• **Goal of the exercise**
What follows is a set of records; repeat all of them exactly.

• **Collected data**
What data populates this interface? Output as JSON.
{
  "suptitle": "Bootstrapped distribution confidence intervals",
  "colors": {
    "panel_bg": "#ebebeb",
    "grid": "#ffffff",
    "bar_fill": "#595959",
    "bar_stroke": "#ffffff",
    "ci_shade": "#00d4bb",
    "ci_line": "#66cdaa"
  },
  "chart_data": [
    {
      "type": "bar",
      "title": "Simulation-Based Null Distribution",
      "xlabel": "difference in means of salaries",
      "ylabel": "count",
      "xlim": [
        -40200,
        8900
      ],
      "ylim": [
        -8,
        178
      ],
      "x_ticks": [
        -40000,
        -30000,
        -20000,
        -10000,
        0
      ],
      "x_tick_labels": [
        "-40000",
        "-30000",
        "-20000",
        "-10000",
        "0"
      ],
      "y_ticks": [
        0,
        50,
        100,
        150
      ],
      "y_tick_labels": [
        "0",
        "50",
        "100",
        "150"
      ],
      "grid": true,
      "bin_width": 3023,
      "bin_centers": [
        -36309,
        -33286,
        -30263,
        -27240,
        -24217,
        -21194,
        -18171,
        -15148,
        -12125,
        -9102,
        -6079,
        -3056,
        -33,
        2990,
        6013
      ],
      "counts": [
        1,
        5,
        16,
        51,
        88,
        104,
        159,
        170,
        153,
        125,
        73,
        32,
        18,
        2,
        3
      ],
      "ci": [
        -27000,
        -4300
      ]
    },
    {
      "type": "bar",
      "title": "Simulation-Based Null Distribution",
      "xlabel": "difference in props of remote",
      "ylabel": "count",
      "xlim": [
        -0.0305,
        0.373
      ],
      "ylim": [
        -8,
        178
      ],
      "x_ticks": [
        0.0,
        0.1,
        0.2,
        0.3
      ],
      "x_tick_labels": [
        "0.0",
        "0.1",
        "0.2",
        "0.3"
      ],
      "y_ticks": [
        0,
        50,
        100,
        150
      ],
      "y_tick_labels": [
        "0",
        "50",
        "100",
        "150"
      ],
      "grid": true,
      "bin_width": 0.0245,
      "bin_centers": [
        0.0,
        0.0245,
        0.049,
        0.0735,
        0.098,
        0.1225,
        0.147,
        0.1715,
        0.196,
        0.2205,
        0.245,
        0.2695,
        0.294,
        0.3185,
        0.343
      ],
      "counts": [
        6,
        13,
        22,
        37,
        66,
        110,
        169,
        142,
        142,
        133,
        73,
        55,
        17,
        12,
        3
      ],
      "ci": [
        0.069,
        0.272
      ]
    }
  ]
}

• **Exercise solution**
What data populates this interface? Output as JSON.
{
  "suptitle": "Bootstrapped distribution confidence intervals",
  "colors": {
    "panel_bg": "#ebebeb",
    "grid": "#ffffff",
    "bar_fill": "#595959",
    "bar_stroke": "#ffffff",
    "ci_shade": "#00d4bb",
    "ci_line": "#66cdaa"
  },
  "chart_data": [
    {
      "type": "bar",
      "title": "Simulation-Based Null Distribution",
      "xlabel": "difference in means of salaries",
      "ylabel": "count",
      "xlim": [
        -40200,
        8900
      ],
      "ylim": [
        -8,
        178
      ],
      "x_ticks": [
        -40000,
        -30000,
        -20000,
        -10000,
        0
      ],
      "x_tick_labels": [
        "-40000",
        "-30000",
        "-20000",
        "-10000",
        "0"
      ],
      "y_ticks": [
        0,
        50,
        100,
        150
      ],
      "y_tick_labels": [
        "0",
        "50",
        "100",
        "150"
      ],
      "grid": true,
      "bin_width": 3023,
      "bin_centers": [
        -36309,
        -33286,
        -30263,
        -27240,
        -24217,
        -21194,
        -18171,
        -15148,
        -12125,
        -9102,
        -6079,
        -3056,
        -33,
        2990,
        6013
      ],
      "counts": [
        1,
        5,
        16,
        51,
        88,
        104,
        159,
        170,
        153,
        125,
        73,
        32,
        18,
        2,
        3
      ],
      "ci": [
        -27000,
        -4300
      ]
    },
    {
      "type": "bar",
      "title": "Simulation-Based Null Distribution",
      "xlabel": "difference in props of remote",
      "ylabel": "count",
      "xlim": [
        -0.0305,
        0.373
      ],
      "ylim": [
        -8,
        178
      ],
      "x_ticks": [
        0.0,
        0.1,
        0.2,
        0.3
      ],
      "x_tick_labels": [
        "0.0",
        "0.1",
        "0.2",
        "0.3"
      ],
      "y_ticks": [
        0,
        50,
        100,
        150
      ],
      "y_tick_labels": [
        "0",
        "50",
        "100",
        "150"
      ],
      "grid": true,
      "bin_width": 0.0245,
      "bin_centers": [
        0.0,
        0.0245,
        0.049,
        0.0735,
        0.098,
        0.1225,
        0.147,
        0.1715,
        0.196,
        0.2205,
        0.245,
        0.2695,
        0.294,
        0.3185,
        0.343
      ],
      "counts": [
        6,
        13,
        22,
        37,
        66,
        110,
        169,
        142,
        142,
        133,
        73,
        55,
        17,
        12,
        3
      ],
      "ci": [
        0.069,
        0.272
      ]
    }
  ]
}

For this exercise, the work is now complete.